▶ _Set tasks_
**1)** Answer these from the notes on conversations with Smith and Washington.
(a) On what date had Smith left Paris?
(b) How many ships of the line are the French to send to South America in the spring?
(c) Whom did the writer think perfectly proper for the mission to France?
**2)** Extend the notes on conversations with Smith and Washington, picking up after the final sentence, "He desired me then to consider maturely what arrangement should be made."

Thomas Jefferson Papers

Notes on Conversations with William Stephens Smith and George Washington, 20 February 1793

Notes on Conversations with William Stephens Smith and George Washington

Feb. 20. 1793. Colo. W. S. Smith called on me to communicate intelligence from France. He had left Paris Nov. 9. He says that the French Ministers are entirely broken with Gouvr. Morris, shut their doors to him and will never receive another communication from him. They wished Smith to be the bearer of a message from the Presidt. to this effect, but he declined and they said in that case they would press it thro’ their own minister here. He says they are sending Genet here with full powers to give us all the privileges we can desire in their countries, and particularly in the W. Indies, that they even contemplate to set them free the next summer: that they propose to emancipate S. America, and will send 45. ships of the line there in the spring, and Mirande at the head of the expedition: that they desire our debt to be paid them in provisions, and have authorised him to negociate this. In confirmation of this he delivers a letter to the Presidt. from Le brun, Minr. for forn. affrs., in which Le brun says that Colo. Smith ‘will communicate plans worthy of his (the Pr.’s) great mind, and he shall be happy to receive his opinion as to the means the most suitable to effect it.’1

I had 5. or 6. days ago received from Ternant extracts from the letters of his ministers, complaining of both G. Morris and Mr. Short. I sent them this day to the Presidt. with an extract from a private letter of Mr. Short’s justifying himself, and I called this evening on the Presidt. He said he considered the extracts from Ternant as very serious, in short as decisive: that he saw that G. Morris could be no longer continued there consistent with the public good, that the moment was critical in our favor and ought not to be lost: that he was extremely at a loss what arrangement to make. I asked him whether G. Morris and Pinckney might not change places. He said that would be a sort of remedy, but not a radical one. That if the French ministry conceived G. M. to be hostile to them, if they had been jealous merely on his proposing to visit London, they would never be satisfied with us at placing him at London permanently. He then observed that tho’ I had unfixed the day on which I had intended to resign, yet I appeared fixed in doing it at no great distance of time: that in this case, he could not but wish that I would go to Paris, that the moment was important, I possessed the confidence of both sides and might do great good; that he wished I could do it were it only to stay there a year or two. I told him that my mind was so bent on retirement that I could not think of launching forth again in a new business, that I could never again cross the Atlantic: and that as to the opportunity of doing good, this was likely to be the scene of action, as Genet was bringing powers to do the business here, but that I could not think of going abroad. He replied that I had pressed him to a continuance in public service and refused to do the same myself. I said the case was very different: he united the confidence of all America, and was the only person who did so: his services therefore were of the last importance: but for myself my going out would not be noted or known, a thousand others could supply my place to equal advantage. Therefore I felt myself free: and that as to the mission to France I thought Pinckney perfectly proper. He desired me then to consider maturely what arrangement should be made.

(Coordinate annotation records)
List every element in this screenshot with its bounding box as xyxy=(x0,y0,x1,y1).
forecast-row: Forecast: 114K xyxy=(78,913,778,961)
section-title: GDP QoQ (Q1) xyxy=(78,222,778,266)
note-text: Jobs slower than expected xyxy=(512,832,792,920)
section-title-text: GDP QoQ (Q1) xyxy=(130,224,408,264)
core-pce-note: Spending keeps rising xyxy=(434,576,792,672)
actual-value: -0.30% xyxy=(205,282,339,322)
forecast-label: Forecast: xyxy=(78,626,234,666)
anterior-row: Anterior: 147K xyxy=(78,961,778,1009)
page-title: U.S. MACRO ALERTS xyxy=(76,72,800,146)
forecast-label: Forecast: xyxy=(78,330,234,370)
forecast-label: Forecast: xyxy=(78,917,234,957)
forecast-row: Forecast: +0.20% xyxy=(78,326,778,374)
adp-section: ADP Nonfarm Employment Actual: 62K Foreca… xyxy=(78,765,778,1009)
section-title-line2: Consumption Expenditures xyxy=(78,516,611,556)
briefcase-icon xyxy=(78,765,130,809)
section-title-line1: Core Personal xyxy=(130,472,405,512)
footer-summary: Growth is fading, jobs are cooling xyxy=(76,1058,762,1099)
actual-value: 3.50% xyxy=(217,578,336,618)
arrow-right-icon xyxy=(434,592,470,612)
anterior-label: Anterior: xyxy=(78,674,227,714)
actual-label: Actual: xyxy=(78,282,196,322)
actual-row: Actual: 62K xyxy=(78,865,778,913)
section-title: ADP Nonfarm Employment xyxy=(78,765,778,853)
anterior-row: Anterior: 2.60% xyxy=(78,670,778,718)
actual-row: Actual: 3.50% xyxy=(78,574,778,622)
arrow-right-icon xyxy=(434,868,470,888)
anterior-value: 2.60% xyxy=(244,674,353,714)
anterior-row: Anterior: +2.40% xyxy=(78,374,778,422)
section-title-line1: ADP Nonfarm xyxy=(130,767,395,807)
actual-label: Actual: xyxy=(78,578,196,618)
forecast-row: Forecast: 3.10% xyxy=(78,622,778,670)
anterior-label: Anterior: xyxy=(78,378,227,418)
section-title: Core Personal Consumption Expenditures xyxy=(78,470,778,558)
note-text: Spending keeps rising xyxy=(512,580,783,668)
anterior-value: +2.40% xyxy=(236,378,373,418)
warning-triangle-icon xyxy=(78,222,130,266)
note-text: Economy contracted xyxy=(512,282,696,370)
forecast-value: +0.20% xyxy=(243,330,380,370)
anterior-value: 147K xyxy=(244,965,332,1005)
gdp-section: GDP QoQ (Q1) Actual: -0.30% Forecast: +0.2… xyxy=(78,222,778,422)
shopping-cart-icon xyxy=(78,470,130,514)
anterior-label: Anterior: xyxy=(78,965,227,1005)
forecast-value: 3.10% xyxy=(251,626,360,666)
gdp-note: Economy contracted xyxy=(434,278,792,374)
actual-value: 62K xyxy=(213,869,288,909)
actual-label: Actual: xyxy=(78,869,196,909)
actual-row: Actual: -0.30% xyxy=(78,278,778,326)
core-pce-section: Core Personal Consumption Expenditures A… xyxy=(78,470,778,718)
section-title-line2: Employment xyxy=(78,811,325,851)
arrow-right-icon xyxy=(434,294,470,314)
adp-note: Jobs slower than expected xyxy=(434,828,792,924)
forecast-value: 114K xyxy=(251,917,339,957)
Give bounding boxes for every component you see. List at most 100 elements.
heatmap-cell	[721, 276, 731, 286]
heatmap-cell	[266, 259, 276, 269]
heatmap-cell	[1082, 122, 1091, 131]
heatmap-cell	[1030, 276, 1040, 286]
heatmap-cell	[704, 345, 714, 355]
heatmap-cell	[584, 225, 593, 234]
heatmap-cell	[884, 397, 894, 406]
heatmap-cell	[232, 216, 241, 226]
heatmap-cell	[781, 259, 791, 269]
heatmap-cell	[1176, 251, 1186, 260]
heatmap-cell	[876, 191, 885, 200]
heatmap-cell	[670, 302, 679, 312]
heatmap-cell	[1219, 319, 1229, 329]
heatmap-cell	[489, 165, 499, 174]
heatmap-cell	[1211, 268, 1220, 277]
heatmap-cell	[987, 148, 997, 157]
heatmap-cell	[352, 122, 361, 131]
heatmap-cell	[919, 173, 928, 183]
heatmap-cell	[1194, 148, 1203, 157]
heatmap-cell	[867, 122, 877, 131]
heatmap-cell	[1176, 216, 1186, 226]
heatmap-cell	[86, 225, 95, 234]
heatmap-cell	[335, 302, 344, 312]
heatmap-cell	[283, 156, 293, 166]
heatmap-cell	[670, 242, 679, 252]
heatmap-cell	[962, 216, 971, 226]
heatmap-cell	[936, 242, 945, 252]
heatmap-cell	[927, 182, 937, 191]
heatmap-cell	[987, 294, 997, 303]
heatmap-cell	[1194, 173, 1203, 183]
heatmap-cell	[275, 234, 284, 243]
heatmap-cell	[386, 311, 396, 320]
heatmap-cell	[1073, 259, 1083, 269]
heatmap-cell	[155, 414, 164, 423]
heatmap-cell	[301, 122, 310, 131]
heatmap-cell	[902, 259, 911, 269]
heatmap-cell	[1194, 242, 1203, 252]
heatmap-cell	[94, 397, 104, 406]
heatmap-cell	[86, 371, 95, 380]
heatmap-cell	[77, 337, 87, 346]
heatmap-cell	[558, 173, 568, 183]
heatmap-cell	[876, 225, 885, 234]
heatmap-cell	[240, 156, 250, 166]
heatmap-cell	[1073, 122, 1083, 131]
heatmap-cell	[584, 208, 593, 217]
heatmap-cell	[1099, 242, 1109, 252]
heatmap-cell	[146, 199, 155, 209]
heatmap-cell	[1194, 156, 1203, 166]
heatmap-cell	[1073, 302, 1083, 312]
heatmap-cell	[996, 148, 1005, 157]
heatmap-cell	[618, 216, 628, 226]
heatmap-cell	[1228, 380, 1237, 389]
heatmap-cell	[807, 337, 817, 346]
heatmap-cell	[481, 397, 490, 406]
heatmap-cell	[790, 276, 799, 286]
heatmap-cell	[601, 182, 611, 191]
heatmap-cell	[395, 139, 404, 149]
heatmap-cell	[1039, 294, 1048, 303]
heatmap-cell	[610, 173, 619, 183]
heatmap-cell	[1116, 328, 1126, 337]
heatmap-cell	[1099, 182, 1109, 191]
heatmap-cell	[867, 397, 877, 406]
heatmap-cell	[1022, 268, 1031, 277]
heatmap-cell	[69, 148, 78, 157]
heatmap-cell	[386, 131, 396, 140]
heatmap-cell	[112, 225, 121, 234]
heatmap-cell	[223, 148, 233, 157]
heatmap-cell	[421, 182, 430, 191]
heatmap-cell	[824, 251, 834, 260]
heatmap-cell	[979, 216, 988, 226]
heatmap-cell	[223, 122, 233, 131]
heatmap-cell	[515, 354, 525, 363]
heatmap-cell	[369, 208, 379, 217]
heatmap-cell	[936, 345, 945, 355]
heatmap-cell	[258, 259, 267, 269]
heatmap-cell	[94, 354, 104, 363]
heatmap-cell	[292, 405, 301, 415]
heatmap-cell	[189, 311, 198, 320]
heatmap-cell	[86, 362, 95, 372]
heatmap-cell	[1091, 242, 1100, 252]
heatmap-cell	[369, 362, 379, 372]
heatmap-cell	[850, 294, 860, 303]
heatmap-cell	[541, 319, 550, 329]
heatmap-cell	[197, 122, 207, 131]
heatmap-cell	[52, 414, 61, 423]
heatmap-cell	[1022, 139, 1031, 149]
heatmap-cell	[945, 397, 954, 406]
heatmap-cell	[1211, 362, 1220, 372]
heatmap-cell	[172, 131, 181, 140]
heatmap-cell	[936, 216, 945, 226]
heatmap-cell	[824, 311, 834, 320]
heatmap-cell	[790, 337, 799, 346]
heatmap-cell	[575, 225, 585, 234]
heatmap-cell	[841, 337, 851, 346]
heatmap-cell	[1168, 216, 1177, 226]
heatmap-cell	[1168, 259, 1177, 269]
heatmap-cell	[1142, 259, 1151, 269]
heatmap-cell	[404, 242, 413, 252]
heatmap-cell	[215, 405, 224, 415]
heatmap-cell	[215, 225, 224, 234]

▶ _Task-by-task outputs_
**1)**
(a) Nov. 9
(b) 45
(c) Pinckney

**2)**
Smith in speaking of Morris said that at his own table in presence of his company and servants he cursed the French ministers as a set of damned rascals, said the king would still be replaced on his throne: he said he knew they had written to have him recalled, and expected to be recalled. He consulted Smith to know whether he could bring his furniture here duty free. Smith has mentioned the situation of G. Morris freely to others here.

Smith said also that the ministers told him they meant to begin their attack at the mouth of the Missi., and to sweep along the bay of Mexico Southwardly, and that they would have no objections to our incorporating into our government the two Floridas.

MS (DLC); entirely in TJ’s hand; last paragraph written in a different shade of ink and possibly at a later date. Entry in SJPL: “notes relative to G. Morris, French affairs-G.W’s proposn to me to go to Paris.” Included in the “Anas.”

William Stephens Smith, the son-in-law of John Adams, had been authorized by the Provisional Executive Council of France in November 1792 to negotiate the immediate payment of the United States debt to France and to use some of the resultant funds to purchase food and war supplies for the French. Lebrun, the French foreign minister, commended this plan in a letter to Washington of 8 Nov. 1792 (DLC: Washington Papers). The Washington administration subsequently declined to negotiate with Smith, who nevertheless found other means of procuring supplies in the United States for France (Cabinet Opinion on the American Debt to France, 2 Mch. 1793; Nussbaum, Commercial Policy description begins Frederick L. Nussbaum, Commercial Policy in the French Revolution: A Study of the Career of G. J. A. Ducher, Washington, D.C., 1923 description ends , 212–25). When Smith left Paris early in November 1792 the French government was planning to dispatch an expedition to liberate South America under the leadership of Francisco de Miranda, a Venezuelan revolutionary leader who had recently become a general in the French army, but it abandoned this plan shortly thereafter (William S. Robertson, The Life of Miranda, 2 vols. [Chapel Hill, 1929], i, 120–30).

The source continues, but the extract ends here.